## [WHAT THIS TASK INVOLVES]
Copy out the data below as written; omit any images.

## [WORKING DATA]

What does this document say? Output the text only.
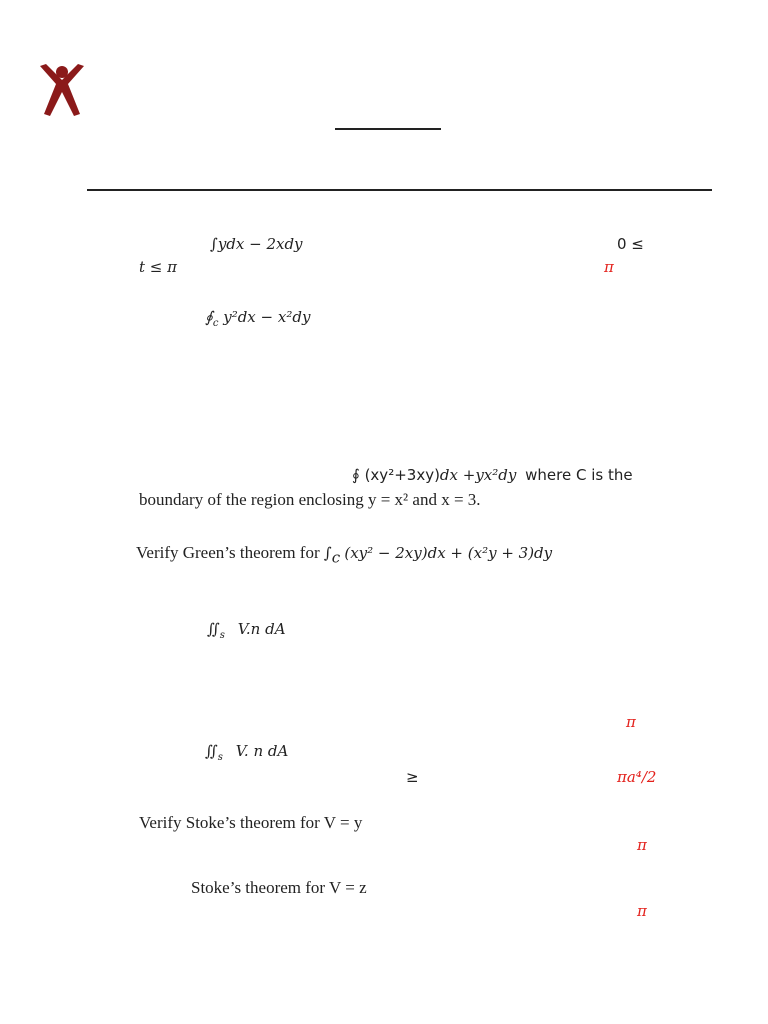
∫ydx − 2xdy	0 ≤
t ≤ π	π
$∮_c$ y²dx − x²dy
∮ (xy²+3xy)dx +yx²dy where C is the
boundary of the region enclosing y = x² and x = 3.
Verify Green’s theorem for $\int_c$ (xy² − 2xy)dx + (x²y + 3)dy
$∬_s$ V.n dA
π
$∬_s$ V. n dA
≥	πa⁴/2
Verify Stoke’s theorem for V = y
π
Stoke’s theorem for V = z
π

## [COMPLETE ANSWER]
What does this document say? Output the text only.
∫ydx − 2xdy	0 ≤
t ≤ π	π
$∮_c$ y²dx − x²dy
∮ (xy²+3xy)dx +yx²dy where C is the
boundary of the region enclosing y = x² and x = 3.
Verify Green’s theorem for $\int_c$ (xy² − 2xy)dx + (x²y + 3)dy
$∬_s$ V.n dA
π
$∬_s$ V. n dA
≥	πa⁴/2
Verify Stoke’s theorem for V = y
π
Stoke’s theorem for V = z
π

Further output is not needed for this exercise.